Your instructions = Every line with the word "this" in it should be extracted from the data that follows.

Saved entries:
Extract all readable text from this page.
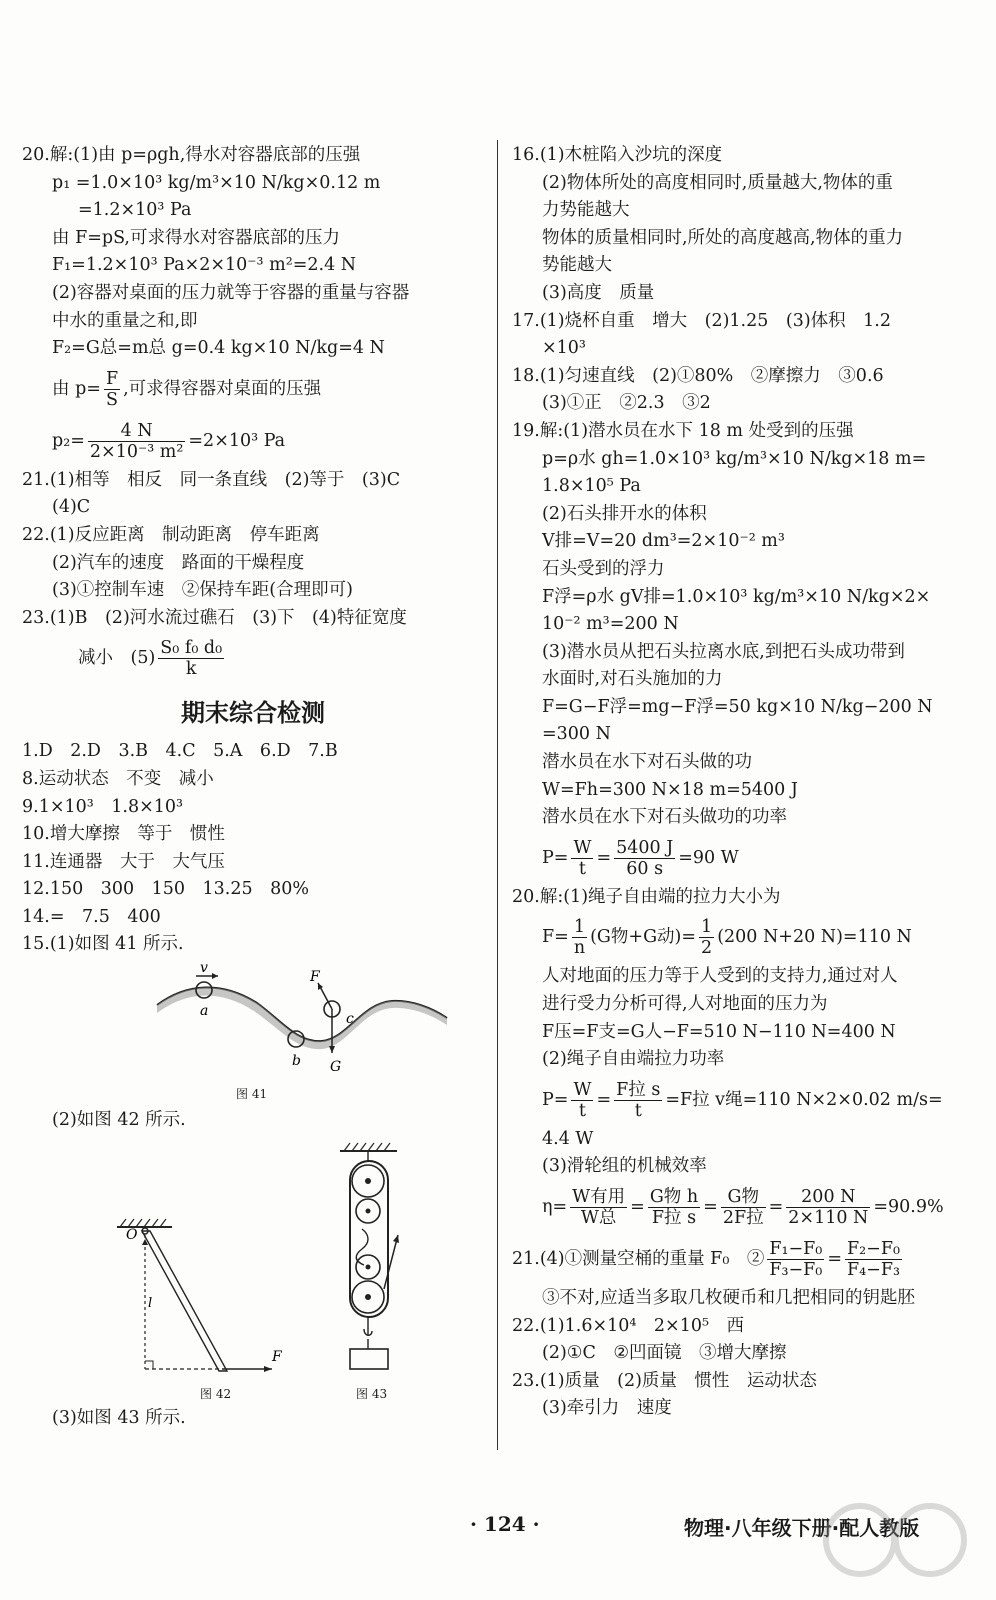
20.解:(1)由 p=ρgh,得水对容器底部的压强
p₁ =1.0×10³ kg/m³×10 N/kg×0.12 m
=1.2×10³ Pa
由 F=pS,可求得水对容器底部的压力
F₁=1.2×10³ Pa×2×10⁻³ m²=2.4 N
(2)容器对桌面的压力就等于容器的重量与容器
中水的重量之和,即
F₂=G总=m总 g=0.4 kg×10 N/kg=4 N
由 $p= \frac{F}{S}$ ,可求得容器对桌面的压强
$p_2= \frac{4 N}{\text{2×10⁻³ m²}} =2\times 10^3$ Pa
21.(1)相等　相反　同一条直线　(2)等于　(3)C
(4)C
22.(1)反应距离　制动距离　停车距离
(2)汽车的速度　路面的干燥程度
(3)①控制车速　②保持车距(合理即可)
23.(1)B　(2)河水流过礁石　(3)下　(4)特征宽度
减小　$(5) \frac{\text{S₀ f₀ d₀}}{k}$
期末综合检测
1.D　2.D　3.B　4.C　5.A　6.D　7.B
8.运动状态　不变　减小
9.1×10³　1.8×10³
10.增大摩擦　等于　惯性
11.连通器　大于　大气压
12.150　300　150　13.25　80%
14.=　7.5　400
15.(1)如图 41 所示.
v
a
b
F
G
c
图 41
(2)如图 42 所示.
O
l
F
图 42	图 43
(3)如图 43 所示.
16.(1)木桩陷入沙坑的深度
(2)物体所处的高度相同时,质量越大,物体的重
力势能越大
物体的质量相同时,所处的高度越高,物体的重力
势能越大
(3)高度　质量
17.(1)烧杯自重　增大　(2)1.25　(3)体积　1.2
×10³
18.(1)匀速直线　(2)①80%　②摩擦力　③0.6
(3)①正　②2.3　③2
19.解:(1)潜水员在水下 18 m 处受到的压强
p=ρ水 gh=1.0×10³ kg/m³×10 N/kg×18 m=
1.8×10⁵ Pa
(2)石头排开水的体积
V排=V=20 dm³=2×10⁻² m³
石头受到的浮力
F浮=ρ水 gV排=1.0×10³ kg/m³×10 N/kg×2×
10⁻² m³=200 N
(3)潜水员从把石头拉离水底,到把石头成功带到
水面时,对石头施加的力
F=G−F浮=mg−F浮=50 kg×10 N/kg−200 N
=300 N
潜水员在水下对石头做的功
W=Fh=300 N×18 m=5400 J
潜水员在水下对石头做功的功率
$P= \frac{W}{t} = \frac{5400 J}{60 s} =90$ W
20.解:(1)绳子自由端的拉力大小为
$F= \frac{1}{n} (G$物+G动)= $\frac{1}{2} (200$ N+20 N)=110 N
人对地面的压力等于人受到的支持力,通过对人
进行受力分析可得,人对地面的压力为
F压=F支=G人−F=510 N−110 N=400 N
(2)绳子自由端拉力功率
$P= \frac{W}{t} = \frac{\text{F拉 s}}{t} =F$拉 v绳=110 N×2×0.02 m/s=
4.4 W
(3)滑轮组的机械效率
$\eta= \frac{\text{W有用}}{\text{W总}} = \frac{\text{G物 h}}{\text{F拉 s}} = \frac{\text{G物}}{\text{2F拉}} = \frac{200 N}{2\times 110 N} =90.9\%$
21.(4)①测量空桶的重量 F₀　② $\frac{\text{F₁−F₀}}{\text{F₃−F₀}} = \frac{\text{F₂−F₀}}{\text{F₄−F₃}}$
③不对,应适当多取几枚硬币和几把相同的钥匙胚
22.(1)1.6×10⁴　2×10⁵　西
(2)①C　②凹面镜　③增大摩擦
23.(1)质量　(2)质量　惯性　运动状态
(3)牵引力　速度
· 124 ·	物理·八年级下册·配人教版
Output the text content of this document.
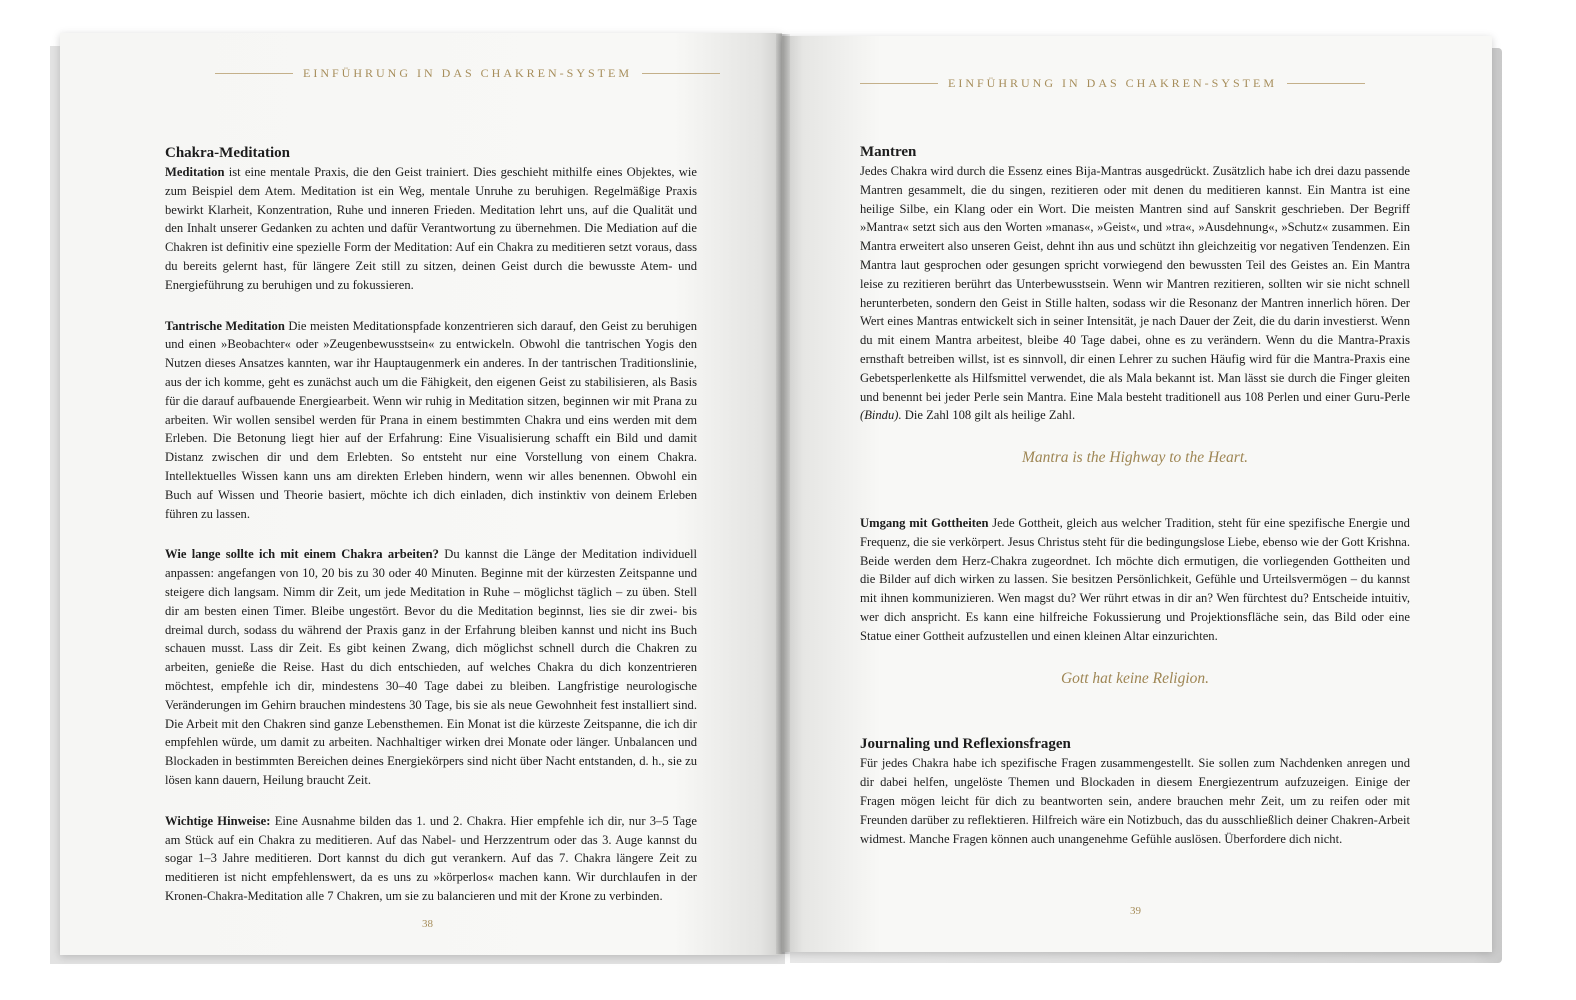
EINFÜHRUNG IN DAS CHAKREN-SYSTEM
EINFÜHRUNG IN DAS CHAKREN-SYSTEM
Chakra-Meditation

Meditation ist eine mentale Praxis, die den Geist trainiert. Dies geschieht mithilfe eines Objektes, wie zum Beispiel dem Atem. Meditation ist ein Weg, mentale Unruhe zu beruhigen. Regelmäßige Praxis bewirkt Klarheit, Konzentration, Ruhe und inneren Frieden. Meditation lehrt uns, auf die Qualität und den Inhalt unserer Gedanken zu achten und dafür Verantwortung zu übernehmen. Die Mediation auf die Chakren ist definitiv eine spezielle Form der Meditation: Auf ein Chakra zu meditieren setzt voraus, dass du bereits gelernt hast, für längere Zeit still zu sitzen, deinen Geist durch die bewusste Atem- und Energieführung zu beruhigen und zu fokussieren.

Tantrische Meditation Die meisten Meditationspfade konzentrieren sich darauf, den Geist zu beruhigen und einen »Beobachter« oder »Zeugenbewusstsein« zu entwickeln. Obwohl die tantrischen Yogis den Nutzen dieses Ansatzes kannten, war ihr Hauptaugenmerk ein anderes. In der tantrischen Traditionslinie, aus der ich komme, geht es zunächst auch um die Fähigkeit, den eigenen Geist zu stabilisieren, als Basis für die darauf aufbauende Energiearbeit. Wenn wir ruhig in Meditation sitzen, beginnen wir mit Prana zu arbeiten. Wir wollen sensibel werden für Prana in einem bestimmten Chakra und eins werden mit dem Erleben. Die Betonung liegt hier auf der Erfahrung: Eine Visualisierung schafft ein Bild und damit Distanz zwischen dir und dem Erlebten. So entsteht nur eine Vorstellung von einem Chakra. Intellektuelles Wissen kann uns am direkten Erleben hindern, wenn wir alles benennen. Obwohl ein Buch auf Wissen und Theorie basiert, möchte ich dich einladen, dich instinktiv von deinem Erleben führen zu lassen.

Wie lange sollte ich mit einem Chakra arbeiten? Du kannst die Länge der Meditation individuell anpassen: angefangen von 10, 20 bis zu 30 oder 40 Minuten. Beginne mit der kürzesten Zeitspanne und steigere dich langsam. Nimm dir Zeit, um jede Meditation in Ruhe – möglichst täglich – zu üben. Stell dir am besten einen Timer. Bleibe ungestört. Bevor du die Meditation beginnst, lies sie dir zwei- bis dreimal durch, sodass du während der Praxis ganz in der Erfahrung bleiben kannst und nicht ins Buch schauen musst. Lass dir Zeit. Es gibt keinen Zwang, dich möglichst schnell durch die Chakren zu arbeiten, genieße die Reise. Hast du dich entschieden, auf welches Chakra du dich konzentrieren möchtest, empfehle ich dir, mindestens 30–40 Tage dabei zu bleiben. Langfristige neurologische Veränderungen im Gehirn brauchen mindestens 30 Tage, bis sie als neue Gewohnheit fest installiert sind. Die Arbeit mit den Chakren sind ganze Lebensthemen. Ein Monat ist die kürzeste Zeitspanne, die ich dir empfehlen würde, um damit zu arbeiten. Nachhaltiger wirken drei Monate oder länger. Unbalancen und Blockaden in bestimmten Bereichen deines Energiekörpers sind nicht über Nacht entstanden, d. h., sie zu lösen kann dauern, Heilung braucht Zeit.

Wichtige Hinweise: Eine Ausnahme bilden das 1. und 2. Chakra. Hier empfehle ich dir, nur 3–5 Tage am Stück auf ein Chakra zu meditieren. Auf das Nabel- und Herzzentrum oder das 3. Auge kannst du sogar 1–3 Jahre meditieren. Dort kannst du dich gut verankern. Auf das 7. Chakra längere Zeit zu meditieren ist nicht empfehlenswert, da es uns zu »körperlos« machen kann. Wir durchlaufen in der Kronen-Chakra-Meditation alle 7 Chakren, um sie zu balancieren und mit der Krone zu verbinden.

Mantren

Jedes Chakra wird durch die Essenz eines Bija-Mantras ausgedrückt. Zusätzlich habe ich drei dazu passende Mantren gesammelt, die du singen, rezitieren oder mit denen du meditieren kannst. Ein Mantra ist eine heilige Silbe, ein Klang oder ein Wort. Die meisten Mantren sind auf Sanskrit geschrieben. Der Begriff »Mantra« setzt sich aus den Worten »manas«, »Geist«, und »tra«, »Ausdehnung«, »Schutz« zusammen. Ein Mantra erweitert also unseren Geist, dehnt ihn aus und schützt ihn gleichzeitig vor negativen Tendenzen. Ein Mantra laut gesprochen oder gesungen spricht vorwiegend den bewussten Teil des Geistes an. Ein Mantra leise zu rezitieren berührt das Unterbewusstsein. Wenn wir Mantren rezitieren, sollten wir sie nicht schnell herunterbeten, sondern den Geist in Stille halten, sodass wir die Resonanz der Mantren innerlich hören. Der Wert eines Mantras entwickelt sich in seiner Intensität, je nach Dauer der Zeit, die du darin investierst. Wenn du mit einem Mantra arbeitest, bleibe 40 Tage dabei, ohne es zu verändern. Wenn du die Mantra-Praxis ernsthaft betreiben willst, ist es sinnvoll, dir einen Lehrer zu suchen Häufig wird für die Mantra-Praxis eine Gebetsperlenkette als Hilfsmittel verwendet, die als Mala bekannt ist. Man lässt sie durch die Finger gleiten und benennt bei jeder Perle sein Mantra. Eine Mala besteht traditionell aus 108 Perlen und einer Guru-Perle (Bindu). Die Zahl 108 gilt als heilige Zahl.

Mantra is the Highway to the Heart.

Umgang mit Gottheiten Jede Gottheit, gleich aus welcher Tradition, steht für eine spezifische Energie und Frequenz, die sie verkörpert. Jesus Christus steht für die bedingungslose Liebe, ebenso wie der Gott Krishna. Beide werden dem Herz-Chakra zugeordnet. Ich möchte dich ermutigen, die vorliegenden Gottheiten und die Bilder auf dich wirken zu lassen. Sie besitzen Persönlichkeit, Gefühle und Urteilsvermögen – du kannst mit ihnen kommunizieren. Wen magst du? Wer rührt etwas in dir an? Wen fürchtest du? Entscheide intuitiv, wer dich anspricht. Es kann eine hilfreiche Fokussierung und Projektionsfläche sein, das Bild oder eine Statue einer Gottheit aufzustellen und einen kleinen Altar einzurichten.

Gott hat keine Religion.
Journaling und Reflexionsfragen

Für jedes Chakra habe ich spezifische Fragen zusammengestellt. Sie sollen zum Nachdenken anregen und dir dabei helfen, ungelöste Themen und Blockaden in diesem Energiezentrum aufzuzeigen. Einige der Fragen mögen leicht für dich zu beantworten sein, andere brauchen mehr Zeit, um zu reifen oder mit Freunden darüber zu reflektieren. Hilfreich wäre ein Notizbuch, das du ausschließlich deiner Chakren-Arbeit widmest. Manche Fragen können auch unangenehme Gefühle auslösen. Überfordere dich nicht.

38
39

Solution below =
Extract all readable text from this page.
Output the text content of this document.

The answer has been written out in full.